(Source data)
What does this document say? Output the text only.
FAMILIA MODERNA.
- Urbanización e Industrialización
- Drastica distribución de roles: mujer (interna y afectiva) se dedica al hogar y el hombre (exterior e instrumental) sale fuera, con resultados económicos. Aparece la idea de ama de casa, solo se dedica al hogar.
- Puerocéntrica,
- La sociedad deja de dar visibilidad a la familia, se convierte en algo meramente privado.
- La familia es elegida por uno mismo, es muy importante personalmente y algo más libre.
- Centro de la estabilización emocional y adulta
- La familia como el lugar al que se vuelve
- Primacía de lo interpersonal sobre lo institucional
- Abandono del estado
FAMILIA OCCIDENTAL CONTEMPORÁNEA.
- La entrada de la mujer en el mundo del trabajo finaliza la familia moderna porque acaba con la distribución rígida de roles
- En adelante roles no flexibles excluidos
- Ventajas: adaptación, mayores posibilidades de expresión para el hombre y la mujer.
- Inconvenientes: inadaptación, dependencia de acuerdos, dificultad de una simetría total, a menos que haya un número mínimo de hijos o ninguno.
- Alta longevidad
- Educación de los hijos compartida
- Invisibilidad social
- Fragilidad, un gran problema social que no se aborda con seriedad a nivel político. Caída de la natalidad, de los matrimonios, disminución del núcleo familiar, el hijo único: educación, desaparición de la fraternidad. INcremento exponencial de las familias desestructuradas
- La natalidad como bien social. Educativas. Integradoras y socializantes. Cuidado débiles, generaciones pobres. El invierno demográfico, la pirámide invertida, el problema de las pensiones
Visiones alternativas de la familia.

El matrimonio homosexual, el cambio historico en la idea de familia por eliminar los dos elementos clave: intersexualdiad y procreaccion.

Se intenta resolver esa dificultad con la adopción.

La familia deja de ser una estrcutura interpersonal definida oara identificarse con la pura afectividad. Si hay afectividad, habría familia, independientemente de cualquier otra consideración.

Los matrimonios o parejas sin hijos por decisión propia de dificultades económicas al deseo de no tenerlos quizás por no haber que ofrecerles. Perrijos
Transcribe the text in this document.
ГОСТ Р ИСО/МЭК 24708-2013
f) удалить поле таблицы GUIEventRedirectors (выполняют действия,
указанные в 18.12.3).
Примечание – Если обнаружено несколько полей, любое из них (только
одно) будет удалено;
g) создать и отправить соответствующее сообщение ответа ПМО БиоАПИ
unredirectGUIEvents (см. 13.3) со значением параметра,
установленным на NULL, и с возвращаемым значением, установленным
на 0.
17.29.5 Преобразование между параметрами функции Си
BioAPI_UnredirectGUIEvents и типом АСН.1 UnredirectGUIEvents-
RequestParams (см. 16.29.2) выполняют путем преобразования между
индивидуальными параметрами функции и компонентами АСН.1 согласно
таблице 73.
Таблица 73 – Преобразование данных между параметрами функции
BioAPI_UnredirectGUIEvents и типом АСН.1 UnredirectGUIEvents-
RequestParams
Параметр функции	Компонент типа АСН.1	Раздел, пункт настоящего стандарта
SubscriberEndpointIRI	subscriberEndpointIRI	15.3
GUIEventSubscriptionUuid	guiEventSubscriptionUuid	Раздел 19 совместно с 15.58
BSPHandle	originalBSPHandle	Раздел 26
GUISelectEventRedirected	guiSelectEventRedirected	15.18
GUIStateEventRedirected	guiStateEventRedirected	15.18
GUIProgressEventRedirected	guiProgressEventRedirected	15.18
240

* * *

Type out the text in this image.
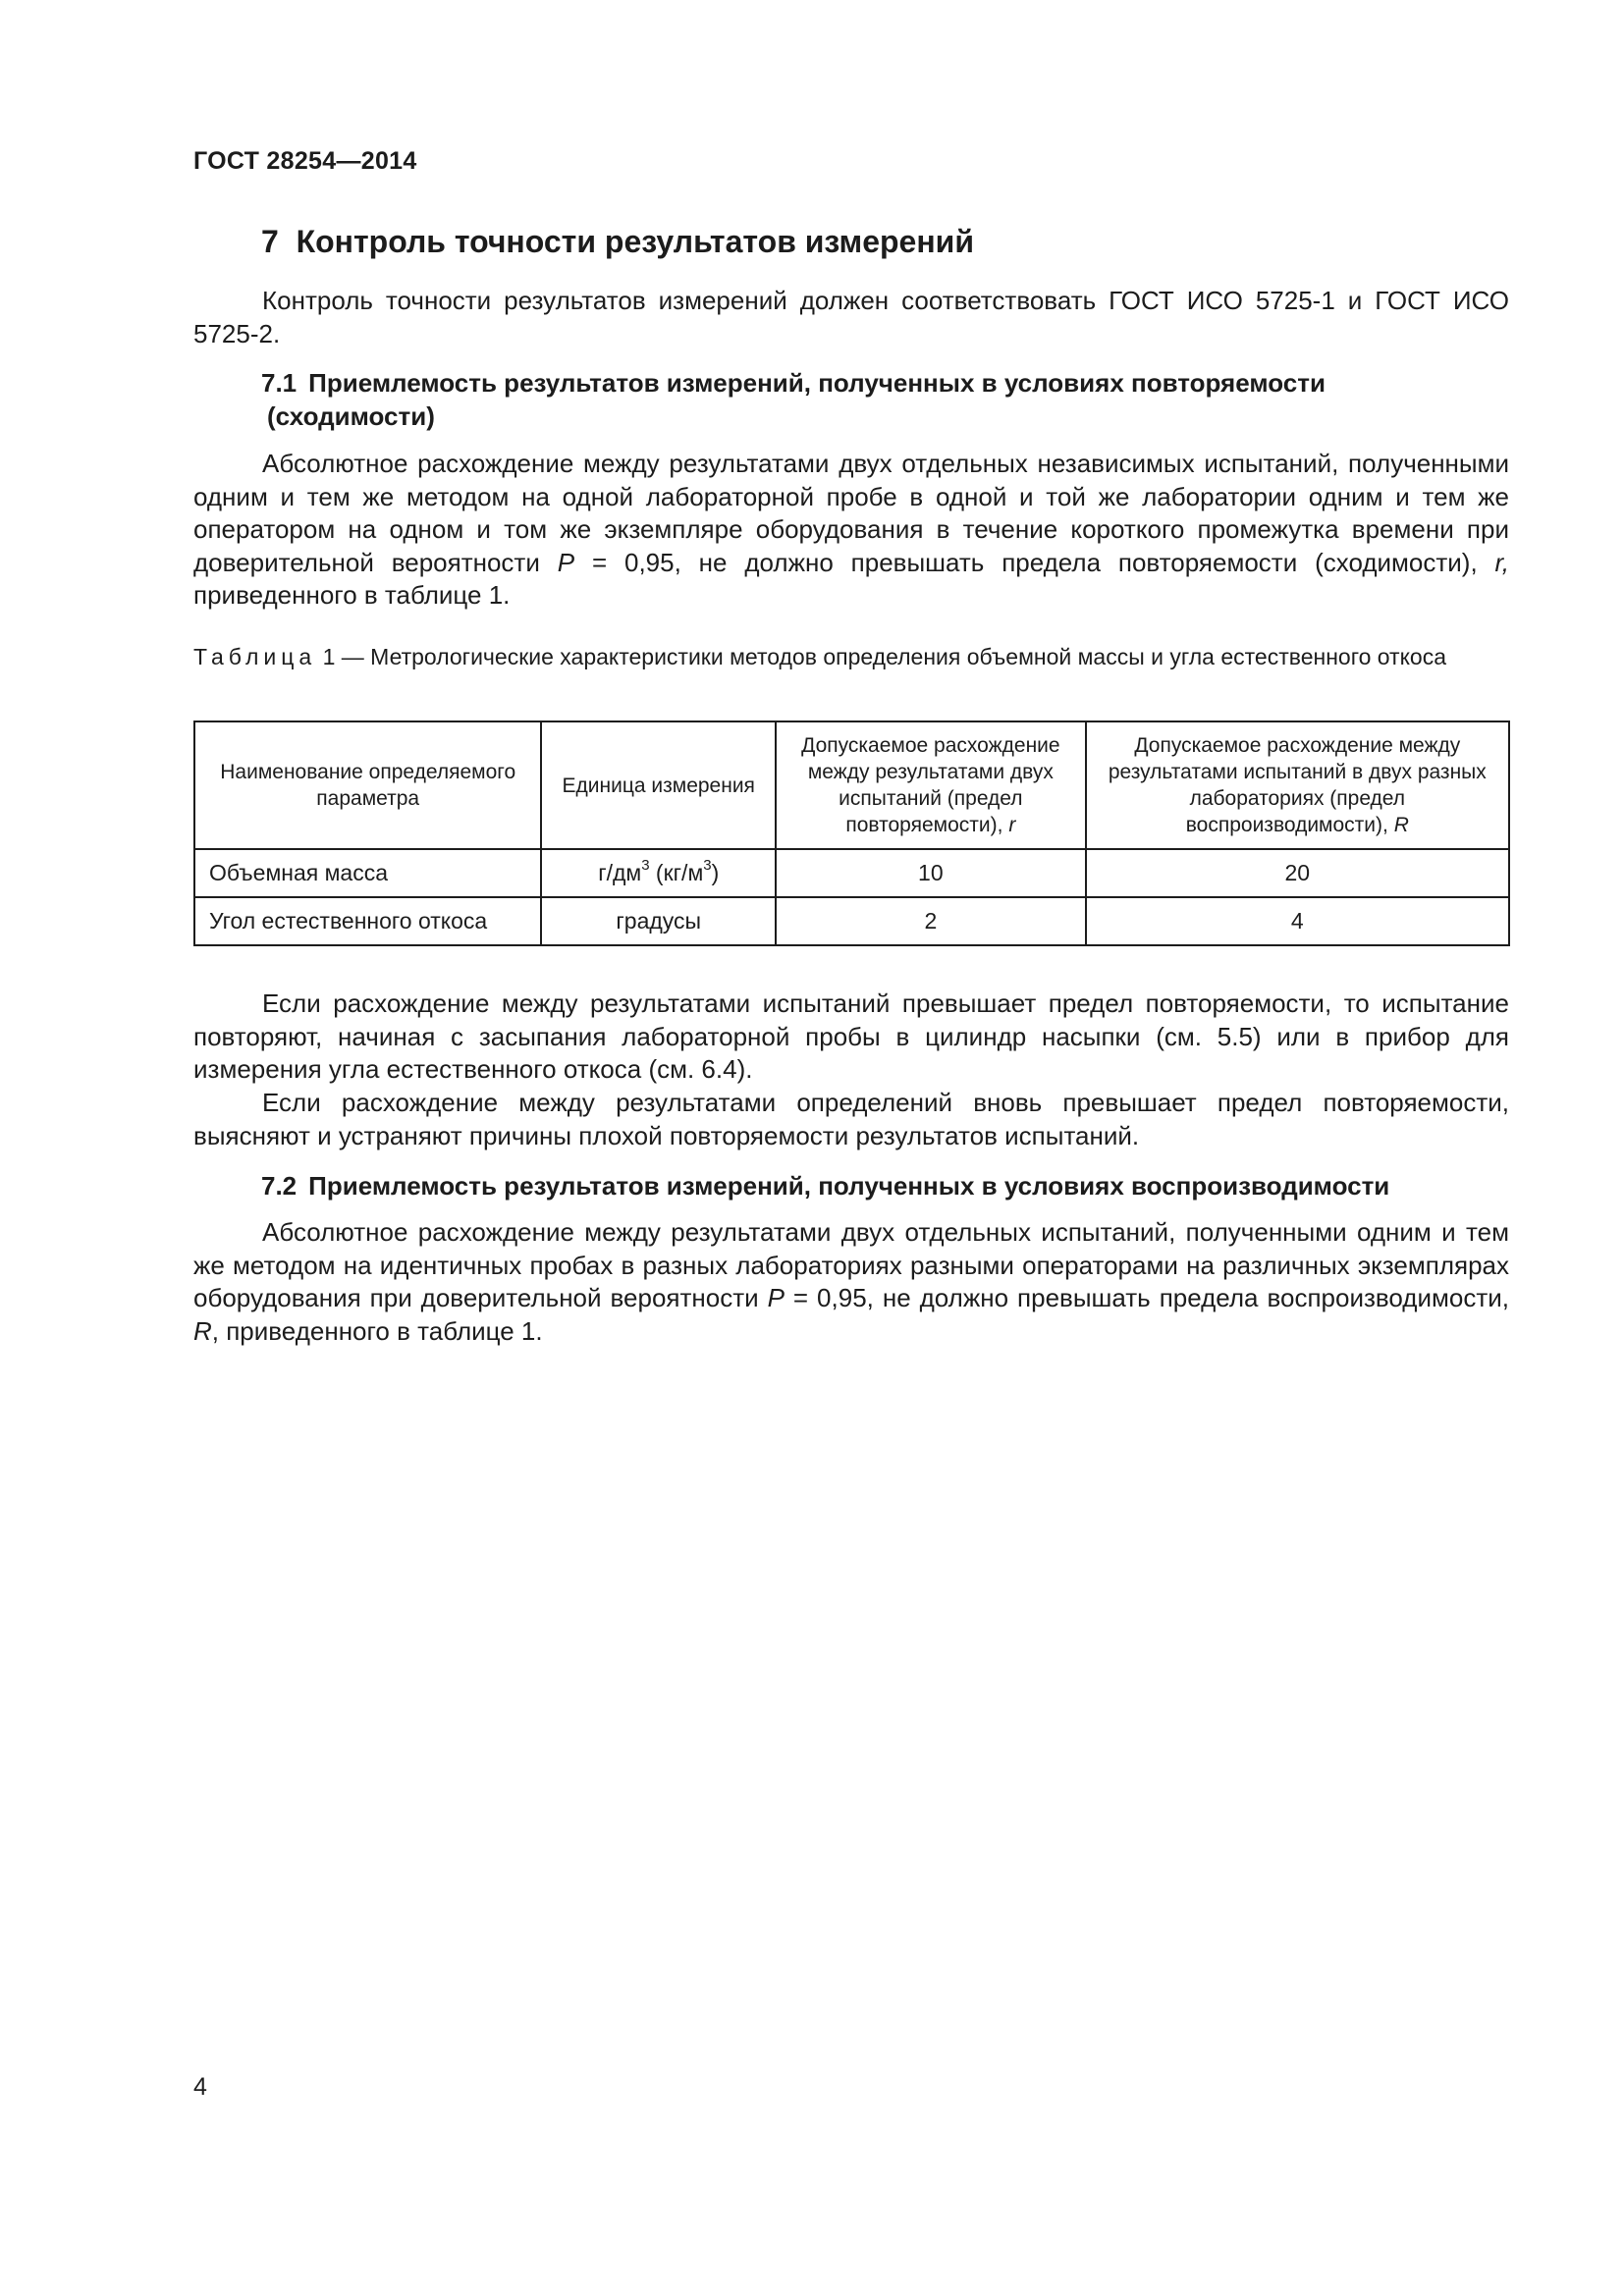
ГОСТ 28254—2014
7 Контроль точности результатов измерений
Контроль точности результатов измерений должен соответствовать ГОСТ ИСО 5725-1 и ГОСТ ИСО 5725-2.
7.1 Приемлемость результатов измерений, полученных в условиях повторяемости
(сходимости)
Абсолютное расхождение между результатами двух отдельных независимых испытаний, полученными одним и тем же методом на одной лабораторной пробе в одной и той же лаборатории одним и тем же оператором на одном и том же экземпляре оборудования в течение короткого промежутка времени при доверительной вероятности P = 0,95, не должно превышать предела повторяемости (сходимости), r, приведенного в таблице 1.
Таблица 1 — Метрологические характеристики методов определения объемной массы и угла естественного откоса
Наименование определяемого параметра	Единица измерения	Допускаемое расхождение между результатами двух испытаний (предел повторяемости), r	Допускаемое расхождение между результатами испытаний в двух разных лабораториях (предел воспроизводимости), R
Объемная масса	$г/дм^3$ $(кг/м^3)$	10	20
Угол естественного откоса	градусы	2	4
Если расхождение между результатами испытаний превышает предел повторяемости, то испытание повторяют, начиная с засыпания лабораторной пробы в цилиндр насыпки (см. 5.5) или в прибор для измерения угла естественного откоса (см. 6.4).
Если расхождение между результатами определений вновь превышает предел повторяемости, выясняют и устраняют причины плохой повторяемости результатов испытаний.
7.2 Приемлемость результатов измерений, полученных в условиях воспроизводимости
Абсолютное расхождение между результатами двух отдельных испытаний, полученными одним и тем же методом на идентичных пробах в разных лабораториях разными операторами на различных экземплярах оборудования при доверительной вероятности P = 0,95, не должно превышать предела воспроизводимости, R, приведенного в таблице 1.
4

## EXERCISE DIRECTIONS:
Filter lines by "измерения" and return each hit.

## SOLUTION BELOW:
Наименование определяемого параметра	Единица измерения	Допускаемое расхождение между результатами двух испытаний (предел повторяемости), r	Допускаемое расхождение между результатами испытаний в двух разных лабораториях (предел воспроизводимости), R
Если расхождение между результатами испытаний превышает предел повторяемости, то испытание повторяют, начиная с засыпания лабораторной пробы в цилиндр насыпки (см. 5.5) или в прибор для измерения угла естественного откоса (см. 6.4).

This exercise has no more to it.